Prompt :: Check every line below for the word "Adobe" and copy each one that has it.

Excerpted records ::

* * * *

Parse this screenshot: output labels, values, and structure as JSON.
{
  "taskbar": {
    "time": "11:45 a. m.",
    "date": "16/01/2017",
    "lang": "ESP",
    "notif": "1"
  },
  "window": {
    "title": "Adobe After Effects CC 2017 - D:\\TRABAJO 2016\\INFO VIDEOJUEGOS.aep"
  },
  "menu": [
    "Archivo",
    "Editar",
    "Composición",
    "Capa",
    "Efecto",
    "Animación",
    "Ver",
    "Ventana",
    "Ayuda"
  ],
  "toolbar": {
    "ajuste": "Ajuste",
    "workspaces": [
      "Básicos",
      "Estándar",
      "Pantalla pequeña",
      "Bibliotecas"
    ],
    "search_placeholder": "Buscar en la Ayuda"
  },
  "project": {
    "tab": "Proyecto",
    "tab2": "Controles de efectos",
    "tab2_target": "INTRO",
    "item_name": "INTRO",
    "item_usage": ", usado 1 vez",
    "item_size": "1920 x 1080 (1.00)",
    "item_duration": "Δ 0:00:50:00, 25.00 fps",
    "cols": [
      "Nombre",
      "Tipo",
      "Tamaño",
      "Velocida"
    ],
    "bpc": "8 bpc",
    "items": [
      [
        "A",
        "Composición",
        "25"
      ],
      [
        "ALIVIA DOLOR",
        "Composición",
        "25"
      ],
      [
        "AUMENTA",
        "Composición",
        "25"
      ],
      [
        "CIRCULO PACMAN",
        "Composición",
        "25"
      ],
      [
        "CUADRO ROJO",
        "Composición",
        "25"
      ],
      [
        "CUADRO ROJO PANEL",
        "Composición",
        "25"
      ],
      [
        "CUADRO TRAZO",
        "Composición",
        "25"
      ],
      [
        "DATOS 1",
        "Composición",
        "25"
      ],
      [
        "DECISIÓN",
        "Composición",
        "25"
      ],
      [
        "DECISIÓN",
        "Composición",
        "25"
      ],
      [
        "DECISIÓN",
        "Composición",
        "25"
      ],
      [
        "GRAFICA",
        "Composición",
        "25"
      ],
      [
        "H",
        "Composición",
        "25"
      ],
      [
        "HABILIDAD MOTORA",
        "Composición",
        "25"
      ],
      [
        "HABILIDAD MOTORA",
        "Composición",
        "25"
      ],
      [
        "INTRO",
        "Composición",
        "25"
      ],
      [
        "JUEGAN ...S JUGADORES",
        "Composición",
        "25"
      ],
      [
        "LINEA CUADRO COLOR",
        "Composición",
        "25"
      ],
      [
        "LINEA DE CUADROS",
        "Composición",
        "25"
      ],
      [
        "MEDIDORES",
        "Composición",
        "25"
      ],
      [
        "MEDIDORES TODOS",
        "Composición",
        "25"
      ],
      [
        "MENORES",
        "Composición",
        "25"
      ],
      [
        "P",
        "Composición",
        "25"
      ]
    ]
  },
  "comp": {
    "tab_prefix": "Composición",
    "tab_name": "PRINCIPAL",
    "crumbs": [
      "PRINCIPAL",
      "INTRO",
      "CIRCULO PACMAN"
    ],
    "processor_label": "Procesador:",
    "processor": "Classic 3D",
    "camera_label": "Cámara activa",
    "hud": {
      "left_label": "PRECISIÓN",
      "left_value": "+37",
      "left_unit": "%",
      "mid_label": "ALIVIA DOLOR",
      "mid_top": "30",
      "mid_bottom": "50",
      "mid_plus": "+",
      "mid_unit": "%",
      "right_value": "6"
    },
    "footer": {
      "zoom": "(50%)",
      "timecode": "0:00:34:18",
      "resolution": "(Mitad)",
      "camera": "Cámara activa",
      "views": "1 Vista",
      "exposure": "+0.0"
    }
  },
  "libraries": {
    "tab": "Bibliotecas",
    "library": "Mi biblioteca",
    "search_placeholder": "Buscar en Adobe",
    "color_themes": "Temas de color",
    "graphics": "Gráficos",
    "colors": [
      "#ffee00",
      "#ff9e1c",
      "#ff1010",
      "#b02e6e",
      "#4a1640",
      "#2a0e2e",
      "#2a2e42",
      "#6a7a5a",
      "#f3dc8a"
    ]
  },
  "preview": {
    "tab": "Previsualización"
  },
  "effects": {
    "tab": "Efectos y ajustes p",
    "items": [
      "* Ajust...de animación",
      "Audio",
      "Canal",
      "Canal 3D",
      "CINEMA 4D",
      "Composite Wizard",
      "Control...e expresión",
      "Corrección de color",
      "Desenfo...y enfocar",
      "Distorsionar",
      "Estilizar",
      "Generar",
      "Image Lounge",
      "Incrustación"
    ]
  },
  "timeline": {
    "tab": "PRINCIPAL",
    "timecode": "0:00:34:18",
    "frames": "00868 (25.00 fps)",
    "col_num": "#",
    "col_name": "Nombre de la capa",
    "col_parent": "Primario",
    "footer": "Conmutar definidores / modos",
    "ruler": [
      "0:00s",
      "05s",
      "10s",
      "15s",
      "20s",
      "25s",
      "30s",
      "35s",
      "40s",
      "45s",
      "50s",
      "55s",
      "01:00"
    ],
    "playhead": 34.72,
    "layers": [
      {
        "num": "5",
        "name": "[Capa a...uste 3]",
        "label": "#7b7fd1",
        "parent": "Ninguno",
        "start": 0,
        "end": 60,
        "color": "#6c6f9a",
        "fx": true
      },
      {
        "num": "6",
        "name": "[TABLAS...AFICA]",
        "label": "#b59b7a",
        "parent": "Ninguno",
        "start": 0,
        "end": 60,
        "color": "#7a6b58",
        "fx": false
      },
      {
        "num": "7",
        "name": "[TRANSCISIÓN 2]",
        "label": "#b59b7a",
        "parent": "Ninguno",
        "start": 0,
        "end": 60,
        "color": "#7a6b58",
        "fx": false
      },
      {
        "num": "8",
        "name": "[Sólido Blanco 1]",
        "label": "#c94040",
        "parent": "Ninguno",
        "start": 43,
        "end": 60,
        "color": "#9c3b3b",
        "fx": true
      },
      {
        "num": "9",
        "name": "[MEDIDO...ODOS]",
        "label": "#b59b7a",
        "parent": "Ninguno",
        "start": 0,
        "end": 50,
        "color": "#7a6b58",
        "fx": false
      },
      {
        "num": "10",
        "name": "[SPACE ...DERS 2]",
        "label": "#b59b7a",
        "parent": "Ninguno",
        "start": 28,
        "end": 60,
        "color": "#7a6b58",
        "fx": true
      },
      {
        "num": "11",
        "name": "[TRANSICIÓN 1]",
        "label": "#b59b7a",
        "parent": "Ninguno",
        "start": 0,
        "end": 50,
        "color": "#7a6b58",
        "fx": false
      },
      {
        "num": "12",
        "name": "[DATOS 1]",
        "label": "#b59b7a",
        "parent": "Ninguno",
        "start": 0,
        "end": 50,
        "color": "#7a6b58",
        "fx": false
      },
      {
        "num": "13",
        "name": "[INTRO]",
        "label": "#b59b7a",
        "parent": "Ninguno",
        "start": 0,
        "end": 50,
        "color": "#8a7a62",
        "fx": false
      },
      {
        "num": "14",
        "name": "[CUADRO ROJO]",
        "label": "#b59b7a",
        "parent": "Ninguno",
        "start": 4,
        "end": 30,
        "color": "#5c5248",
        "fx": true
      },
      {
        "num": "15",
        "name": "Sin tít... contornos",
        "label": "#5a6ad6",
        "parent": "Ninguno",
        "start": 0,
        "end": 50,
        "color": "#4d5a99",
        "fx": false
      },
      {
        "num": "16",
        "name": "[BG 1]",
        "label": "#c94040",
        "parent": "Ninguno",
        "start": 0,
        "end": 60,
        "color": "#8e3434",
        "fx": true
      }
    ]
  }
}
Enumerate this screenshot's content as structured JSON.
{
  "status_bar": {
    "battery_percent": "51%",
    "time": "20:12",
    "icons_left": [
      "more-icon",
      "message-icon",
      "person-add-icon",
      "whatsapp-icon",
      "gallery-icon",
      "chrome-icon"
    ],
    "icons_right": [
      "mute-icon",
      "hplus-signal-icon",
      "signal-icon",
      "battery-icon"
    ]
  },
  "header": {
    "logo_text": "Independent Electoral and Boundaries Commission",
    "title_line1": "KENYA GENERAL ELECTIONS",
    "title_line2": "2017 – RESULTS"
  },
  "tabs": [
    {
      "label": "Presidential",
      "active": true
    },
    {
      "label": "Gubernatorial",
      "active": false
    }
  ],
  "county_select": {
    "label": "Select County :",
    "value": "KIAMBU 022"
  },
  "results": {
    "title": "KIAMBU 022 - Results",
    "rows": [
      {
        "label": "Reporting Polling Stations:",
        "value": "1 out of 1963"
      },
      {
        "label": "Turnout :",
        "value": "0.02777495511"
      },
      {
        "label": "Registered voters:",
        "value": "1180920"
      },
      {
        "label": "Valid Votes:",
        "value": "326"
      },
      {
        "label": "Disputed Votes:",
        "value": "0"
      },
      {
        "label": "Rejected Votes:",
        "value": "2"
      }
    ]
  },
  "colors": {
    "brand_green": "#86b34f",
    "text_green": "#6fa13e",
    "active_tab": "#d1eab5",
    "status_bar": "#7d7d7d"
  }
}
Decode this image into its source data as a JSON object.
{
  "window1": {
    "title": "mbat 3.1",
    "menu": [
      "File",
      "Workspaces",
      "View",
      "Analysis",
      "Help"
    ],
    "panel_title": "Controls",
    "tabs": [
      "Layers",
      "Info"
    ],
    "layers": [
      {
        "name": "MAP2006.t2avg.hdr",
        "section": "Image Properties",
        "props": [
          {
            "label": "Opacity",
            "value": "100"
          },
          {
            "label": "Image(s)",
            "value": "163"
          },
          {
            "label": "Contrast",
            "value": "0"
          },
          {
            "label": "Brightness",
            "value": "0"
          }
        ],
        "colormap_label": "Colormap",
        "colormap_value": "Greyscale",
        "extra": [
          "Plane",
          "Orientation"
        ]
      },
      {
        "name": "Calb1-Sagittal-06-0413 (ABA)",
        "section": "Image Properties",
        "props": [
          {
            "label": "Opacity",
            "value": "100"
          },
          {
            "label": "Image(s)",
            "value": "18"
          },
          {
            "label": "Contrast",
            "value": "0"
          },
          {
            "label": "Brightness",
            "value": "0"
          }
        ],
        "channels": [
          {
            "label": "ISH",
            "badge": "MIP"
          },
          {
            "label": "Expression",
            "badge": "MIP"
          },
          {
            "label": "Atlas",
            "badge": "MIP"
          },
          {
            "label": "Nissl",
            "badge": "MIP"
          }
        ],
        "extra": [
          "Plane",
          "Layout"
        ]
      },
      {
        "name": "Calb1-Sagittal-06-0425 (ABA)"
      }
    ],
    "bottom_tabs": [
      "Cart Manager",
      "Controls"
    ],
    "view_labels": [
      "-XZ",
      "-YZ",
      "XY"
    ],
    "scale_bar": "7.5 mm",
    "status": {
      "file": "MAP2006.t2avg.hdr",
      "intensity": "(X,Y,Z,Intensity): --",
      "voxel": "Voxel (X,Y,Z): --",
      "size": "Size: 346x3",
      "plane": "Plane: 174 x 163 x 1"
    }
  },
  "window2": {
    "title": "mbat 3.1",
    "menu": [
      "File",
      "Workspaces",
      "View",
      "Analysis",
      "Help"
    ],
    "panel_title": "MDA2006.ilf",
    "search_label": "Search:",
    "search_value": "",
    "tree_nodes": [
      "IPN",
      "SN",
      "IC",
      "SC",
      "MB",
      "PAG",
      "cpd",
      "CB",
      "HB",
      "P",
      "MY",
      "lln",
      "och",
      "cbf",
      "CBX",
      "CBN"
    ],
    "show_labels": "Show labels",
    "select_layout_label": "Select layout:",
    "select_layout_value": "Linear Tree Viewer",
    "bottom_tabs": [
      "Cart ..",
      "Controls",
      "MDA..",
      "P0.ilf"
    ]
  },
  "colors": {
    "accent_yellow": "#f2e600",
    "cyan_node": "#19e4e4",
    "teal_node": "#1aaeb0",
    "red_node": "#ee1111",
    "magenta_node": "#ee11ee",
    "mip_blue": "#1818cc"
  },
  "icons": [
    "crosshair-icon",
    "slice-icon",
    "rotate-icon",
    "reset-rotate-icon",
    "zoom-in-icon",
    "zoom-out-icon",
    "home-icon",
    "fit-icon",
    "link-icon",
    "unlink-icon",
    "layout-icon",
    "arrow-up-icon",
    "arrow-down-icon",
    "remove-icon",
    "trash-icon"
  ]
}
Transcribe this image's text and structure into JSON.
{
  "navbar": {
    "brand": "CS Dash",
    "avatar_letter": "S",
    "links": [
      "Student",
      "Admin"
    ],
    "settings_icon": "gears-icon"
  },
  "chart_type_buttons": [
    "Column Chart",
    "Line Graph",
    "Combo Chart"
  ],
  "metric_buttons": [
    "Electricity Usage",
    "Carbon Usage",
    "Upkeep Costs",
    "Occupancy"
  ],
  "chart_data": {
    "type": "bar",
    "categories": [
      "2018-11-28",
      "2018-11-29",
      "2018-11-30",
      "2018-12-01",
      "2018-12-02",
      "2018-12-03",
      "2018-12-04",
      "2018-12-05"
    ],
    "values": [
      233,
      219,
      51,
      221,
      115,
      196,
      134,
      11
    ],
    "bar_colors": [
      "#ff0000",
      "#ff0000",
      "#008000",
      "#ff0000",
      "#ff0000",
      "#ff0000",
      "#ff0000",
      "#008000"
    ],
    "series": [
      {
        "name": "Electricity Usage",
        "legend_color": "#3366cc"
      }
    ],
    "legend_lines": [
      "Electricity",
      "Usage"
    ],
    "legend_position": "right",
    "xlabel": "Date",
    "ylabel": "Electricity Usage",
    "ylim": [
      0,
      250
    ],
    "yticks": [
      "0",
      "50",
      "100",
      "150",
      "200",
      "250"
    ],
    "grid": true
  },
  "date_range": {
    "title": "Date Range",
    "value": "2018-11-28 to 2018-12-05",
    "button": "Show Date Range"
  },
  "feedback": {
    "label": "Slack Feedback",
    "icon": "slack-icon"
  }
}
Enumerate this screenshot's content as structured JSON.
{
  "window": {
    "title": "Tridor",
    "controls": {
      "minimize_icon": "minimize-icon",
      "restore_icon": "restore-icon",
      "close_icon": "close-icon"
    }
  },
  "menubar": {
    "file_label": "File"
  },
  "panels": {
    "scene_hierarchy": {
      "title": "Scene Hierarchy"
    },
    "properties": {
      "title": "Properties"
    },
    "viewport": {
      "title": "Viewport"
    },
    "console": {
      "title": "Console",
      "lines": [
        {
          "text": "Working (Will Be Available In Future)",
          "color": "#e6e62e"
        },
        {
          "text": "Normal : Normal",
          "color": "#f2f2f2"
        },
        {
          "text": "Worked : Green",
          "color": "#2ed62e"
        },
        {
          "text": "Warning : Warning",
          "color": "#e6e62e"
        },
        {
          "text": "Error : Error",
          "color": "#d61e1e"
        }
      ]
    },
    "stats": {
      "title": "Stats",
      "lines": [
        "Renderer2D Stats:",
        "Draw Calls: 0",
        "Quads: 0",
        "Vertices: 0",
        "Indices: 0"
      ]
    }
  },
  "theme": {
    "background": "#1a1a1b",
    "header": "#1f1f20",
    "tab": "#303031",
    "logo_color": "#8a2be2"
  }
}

* * * *

The completed task ::
    "title": "Adobe After Effects CC 2017 - D:\\TRABAJO 2016\\INFO VIDEOJUEGOS.aep"
    "search_placeholder": "Buscar en Adobe",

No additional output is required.